EXERCISE BRIEF:
Copy the records below exactly, omitting any pictures they contain.

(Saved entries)
= = = =

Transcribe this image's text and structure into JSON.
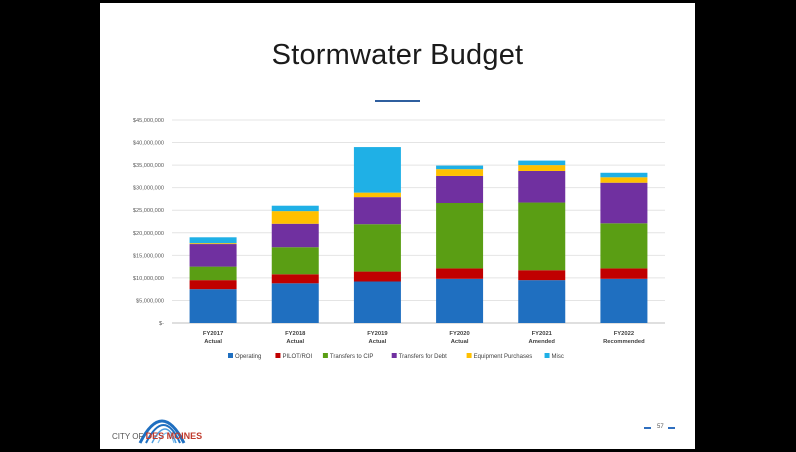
{
  "slide": {
    "title": "Stormwater Budget",
    "page_number": "57",
    "logo": {
      "prefix": "CITY OF",
      "name": "DES MOINES"
    }
  },
  "chart_data": {
    "type": "bar",
    "stacked": true,
    "title": "",
    "xlabel": "",
    "ylabel": "",
    "ylim": [
      0,
      45000000
    ],
    "yticks": [
      "$-",
      "$5,000,000",
      "$10,000,000",
      "$15,000,000",
      "$20,000,000",
      "$25,000,000",
      "$30,000,000",
      "$35,000,000",
      "$40,000,000",
      "$45,000,000"
    ],
    "grid": true,
    "legend_position": "bottom",
    "categories": [
      {
        "line1": "FY2017",
        "line2": "Actual"
      },
      {
        "line1": "FY2018",
        "line2": "Actual"
      },
      {
        "line1": "FY2019",
        "line2": "Actual"
      },
      {
        "line1": "FY2020",
        "line2": "Actual"
      },
      {
        "line1": "FY2021",
        "line2": "Amended"
      },
      {
        "line1": "FY2022",
        "line2": "Recommended"
      }
    ],
    "series": [
      {
        "name": "Operating",
        "color": "#1f6fc0",
        "values": [
          7500000,
          8800000,
          9200000,
          9800000,
          9500000,
          9800000
        ]
      },
      {
        "name": "PILOT/ROI",
        "color": "#c00000",
        "values": [
          2000000,
          2000000,
          2200000,
          2300000,
          2200000,
          2300000
        ]
      },
      {
        "name": "Transfers to CIP",
        "color": "#5a9e14",
        "values": [
          3000000,
          6000000,
          10500000,
          14500000,
          15000000,
          10000000
        ]
      },
      {
        "name": "Transfers for Debt",
        "color": "#7030a0",
        "values": [
          5000000,
          5200000,
          6000000,
          6000000,
          7000000,
          9000000
        ]
      },
      {
        "name": "Equipment Purchases",
        "color": "#ffc000",
        "values": [
          200000,
          2800000,
          1000000,
          1500000,
          1300000,
          1200000
        ]
      },
      {
        "name": "Misc",
        "color": "#1fb0e6",
        "values": [
          1300000,
          1200000,
          10100000,
          800000,
          1000000,
          1000000
        ]
      }
    ]
  }
}
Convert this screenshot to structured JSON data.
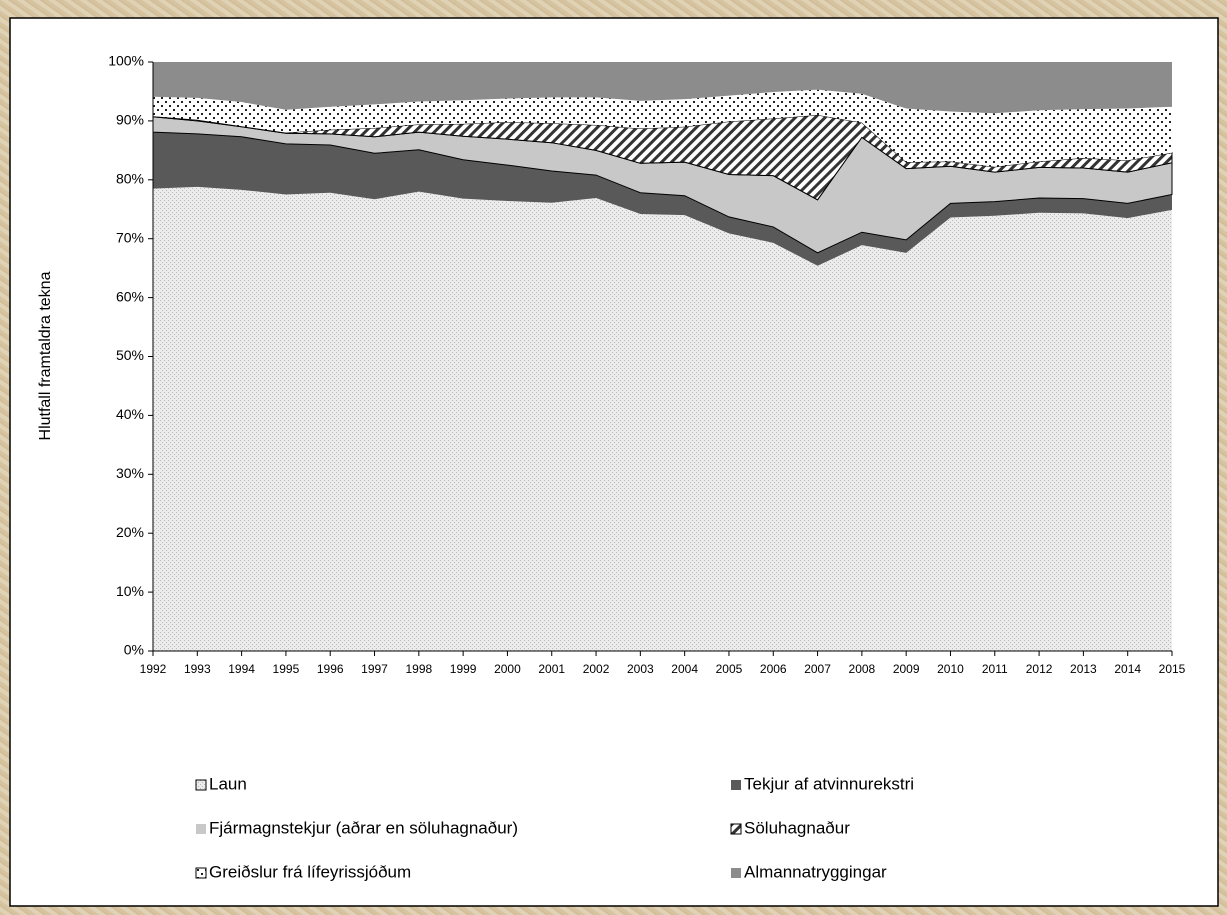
{
  "chart_data": {
    "type": "stacked_area",
    "y_label": "Hlutfall framtaldra tekna",
    "categories": [
      "1992",
      "1993",
      "1994",
      "1995",
      "1996",
      "1997",
      "1998",
      "1999",
      "2000",
      "2001",
      "2002",
      "2003",
      "2004",
      "2005",
      "2006",
      "2007",
      "2008",
      "2009",
      "2010",
      "2011",
      "2012",
      "2013",
      "2014",
      "2015"
    ],
    "series": [
      {
        "name": "Laun",
        "color": "#e4e4e4",
        "pattern": "dots",
        "values": [
          78.5,
          78.8,
          78.3,
          77.5,
          77.8,
          76.7,
          78.0,
          76.8,
          76.4,
          76.1,
          76.9,
          74.2,
          74.0,
          70.9,
          69.3,
          65.4,
          68.9,
          67.6,
          73.6,
          73.9,
          74.4,
          74.3,
          73.5,
          74.9
        ]
      },
      {
        "name": "Tekjur af atvinnurekstri",
        "color": "#595959",
        "pattern": "solid",
        "values": [
          9.6,
          9.0,
          9.0,
          8.6,
          8.1,
          7.8,
          7.1,
          6.6,
          6.1,
          5.4,
          3.9,
          3.6,
          3.3,
          2.8,
          2.7,
          2.2,
          2.2,
          2.2,
          2.4,
          2.4,
          2.5,
          2.5,
          2.5,
          2.6
        ]
      },
      {
        "name": "Fjármagnstekjur (aðrar en söluhagnaður)",
        "color": "#c8c8c8",
        "pattern": "solid",
        "values": [
          2.6,
          2.2,
          1.7,
          1.8,
          1.9,
          2.8,
          3.0,
          4.0,
          4.4,
          4.8,
          4.2,
          5.0,
          5.7,
          7.2,
          8.7,
          9.0,
          16.1,
          12.1,
          6.3,
          5.0,
          5.2,
          5.2,
          5.3,
          5.4
        ]
      },
      {
        "name": "Söluhagnaður",
        "color": "#333333",
        "pattern": "hatch",
        "values": [
          0.1,
          0.2,
          0.1,
          0.1,
          0.7,
          1.5,
          1.3,
          2.1,
          2.9,
          3.3,
          4.3,
          5.9,
          6.0,
          9.0,
          9.7,
          14.4,
          2.5,
          1.1,
          0.8,
          0.9,
          1.0,
          1.7,
          2.0,
          1.7
        ]
      },
      {
        "name": "Greiðslur frá lífeyrissjóðum",
        "color": "#222222",
        "pattern": "bigdots",
        "values": [
          3.3,
          3.7,
          4.1,
          3.9,
          3.9,
          4.0,
          3.9,
          4.0,
          4.0,
          4.4,
          4.7,
          4.7,
          4.7,
          4.4,
          4.5,
          4.3,
          4.9,
          9.1,
          8.5,
          9.1,
          8.7,
          8.3,
          8.8,
          7.8
        ]
      },
      {
        "name": "Almannatryggingar",
        "color": "#8c8c8c",
        "pattern": "solid",
        "values": [
          5.9,
          6.1,
          6.8,
          8.1,
          7.6,
          7.2,
          6.7,
          6.5,
          6.2,
          6.0,
          6.0,
          6.6,
          6.3,
          5.7,
          5.1,
          4.7,
          5.4,
          7.9,
          8.4,
          8.7,
          8.2,
          8.0,
          7.9,
          7.6
        ]
      }
    ],
    "ylim": [
      0,
      100
    ],
    "yticks": [
      {
        "value": 0,
        "label": "0%"
      },
      {
        "value": 10,
        "label": "10%"
      },
      {
        "value": 20,
        "label": "20%"
      },
      {
        "value": 30,
        "label": "30%"
      },
      {
        "value": 40,
        "label": "40%"
      },
      {
        "value": 50,
        "label": "50%"
      },
      {
        "value": 60,
        "label": "60%"
      },
      {
        "value": 70,
        "label": "70%"
      },
      {
        "value": 80,
        "label": "80%"
      },
      {
        "value": 90,
        "label": "90%"
      },
      {
        "value": 100,
        "label": "100%"
      }
    ],
    "grid": false
  }
}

= = = =

THE COMPLETED TASK:
Transcribe this image's text and structure into JSON.
{
  "slide": {
    "title": "Stormwater Budget",
    "page_number": "57",
    "logo": {
      "prefix": "CITY OF",
      "name": "DES MOINES"
    }
  },
  "chart_data": {
    "type": "bar",
    "stacked": true,
    "title": "",
    "xlabel": "",
    "ylabel": "",
    "ylim": [
      0,
      45000000
    ],
    "yticks": [
      "$-",
      "$5,000,000",
      "$10,000,000",
      "$15,000,000",
      "$20,000,000",
      "$25,000,000",
      "$30,000,000",
      "$35,000,000",
      "$40,000,000",
      "$45,000,000"
    ],
    "grid": true,
    "legend_position": "bottom",
    "categories": [
      {
        "line1": "FY2017",
        "line2": "Actual"
      },
      {
        "line1": "FY2018",
        "line2": "Actual"
      },
      {
        "line1": "FY2019",
        "line2": "Actual"
      },
      {
        "line1": "FY2020",
        "line2": "Actual"
      },
      {
        "line1": "FY2021",
        "line2": "Amended"
      },
      {
        "line1": "FY2022",
        "line2": "Recommended"
      }
    ],
    "series": [
      {
        "name": "Operating",
        "color": "#1f6fc0",
        "values": [
          7500000,
          8800000,
          9200000,
          9800000,
          9500000,
          9800000
        ]
      },
      {
        "name": "PILOT/ROI",
        "color": "#c00000",
        "values": [
          2000000,
          2000000,
          2200000,
          2300000,
          2200000,
          2300000
        ]
      },
      {
        "name": "Transfers to CIP",
        "color": "#5a9e14",
        "values": [
          3000000,
          6000000,
          10500000,
          14500000,
          15000000,
          10000000
        ]
      },
      {
        "name": "Transfers for Debt",
        "color": "#7030a0",
        "values": [
          5000000,
          5200000,
          6000000,
          6000000,
          7000000,
          9000000
        ]
      },
      {
        "name": "Equipment Purchases",
        "color": "#ffc000",
        "values": [
          200000,
          2800000,
          1000000,
          1500000,
          1300000,
          1200000
        ]
      },
      {
        "name": "Misc",
        "color": "#1fb0e6",
        "values": [
          1300000,
          1200000,
          10100000,
          800000,
          1000000,
          1000000
        ]
      }
    ]
  }
}
Convert this screenshot to structured JSON data.
{
  "chart_data": {
    "type": "stacked_area",
    "y_label": "Hlutfall framtaldra tekna",
    "categories": [
      "1992",
      "1993",
      "1994",
      "1995",
      "1996",
      "1997",
      "1998",
      "1999",
      "2000",
      "2001",
      "2002",
      "2003",
      "2004",
      "2005",
      "2006",
      "2007",
      "2008",
      "2009",
      "2010",
      "2011",
      "2012",
      "2013",
      "2014",
      "2015"
    ],
    "series": [
      {
        "name": "Laun",
        "color": "#e4e4e4",
        "pattern": "dots",
        "values": [
          78.5,
          78.8,
          78.3,
          77.5,
          77.8,
          76.7,
          78.0,
          76.8,
          76.4,
          76.1,
          76.9,
          74.2,
          74.0,
          70.9,
          69.3,
          65.4,
          68.9,
          67.6,
          73.6,
          73.9,
          74.4,
          74.3,
          73.5,
          74.9
        ]
      },
      {
        "name": "Tekjur af atvinnurekstri",
        "color": "#595959",
        "pattern": "solid",
        "values": [
          9.6,
          9.0,
          9.0,
          8.6,
          8.1,
          7.8,
          7.1,
          6.6,
          6.1,
          5.4,
          3.9,
          3.6,
          3.3,
          2.8,
          2.7,
          2.2,
          2.2,
          2.2,
          2.4,
          2.4,
          2.5,
          2.5,
          2.5,
          2.6
        ]
      },
      {
        "name": "Fjármagnstekjur (aðrar en söluhagnaður)",
        "color": "#c8c8c8",
        "pattern": "solid",
        "values": [
          2.6,
          2.2,
          1.7,
          1.8,
          1.9,
          2.8,
          3.0,
          4.0,
          4.4,
          4.8,
          4.2,
          5.0,
          5.7,
          7.2,
          8.7,
          9.0,
          16.1,
          12.1,
          6.3,
          5.0,
          5.2,
          5.2,
          5.3,
          5.4
        ]
      },
      {
        "name": "Söluhagnaður",
        "color": "#333333",
        "pattern": "hatch",
        "values": [
          0.1,
          0.2,
          0.1,
          0.1,
          0.7,
          1.5,
          1.3,
          2.1,
          2.9,
          3.3,
          4.3,
          5.9,
          6.0,
          9.0,
          9.7,
          14.4,
          2.5,
          1.1,
          0.8,
          0.9,
          1.0,
          1.7,
          2.0,
          1.7
        ]
      },
      {
        "name": "Greiðslur frá lífeyrissjóðum",
        "color": "#222222",
        "pattern": "bigdots",
        "values": [
          3.3,
          3.7,
          4.1,
          3.9,
          3.9,
          4.0,
          3.9,
          4.0,
          4.0,
          4.4,
          4.7,
          4.7,
          4.7,
          4.4,
          4.5,
          4.3,
          4.9,
          9.1,
          8.5,
          9.1,
          8.7,
          8.3,
          8.8,
          7.8
        ]
      },
      {
        "name": "Almannatryggingar",
        "color": "#8c8c8c",
        "pattern": "solid",
        "values": [
          5.9,
          6.1,
          6.8,
          8.1,
          7.6,
          7.2,
          6.7,
          6.5,
          6.2,
          6.0,
          6.0,
          6.6,
          6.3,
          5.7,
          5.1,
          4.7,
          5.4,
          7.9,
          8.4,
          8.7,
          8.2,
          8.0,
          7.9,
          7.6
        ]
      }
    ],
    "ylim": [
      0,
      100
    ],
    "yticks": [
      {
        "value": 0,
        "label": "0%"
      },
      {
        "value": 10,
        "label": "10%"
      },
      {
        "value": 20,
        "label": "20%"
      },
      {
        "value": 30,
        "label": "30%"
      },
      {
        "value": 40,
        "label": "40%"
      },
      {
        "value": 50,
        "label": "50%"
      },
      {
        "value": 60,
        "label": "60%"
      },
      {
        "value": 70,
        "label": "70%"
      },
      {
        "value": 80,
        "label": "80%"
      },
      {
        "value": 90,
        "label": "90%"
      },
      {
        "value": 100,
        "label": "100%"
      }
    ],
    "grid": false
  }
}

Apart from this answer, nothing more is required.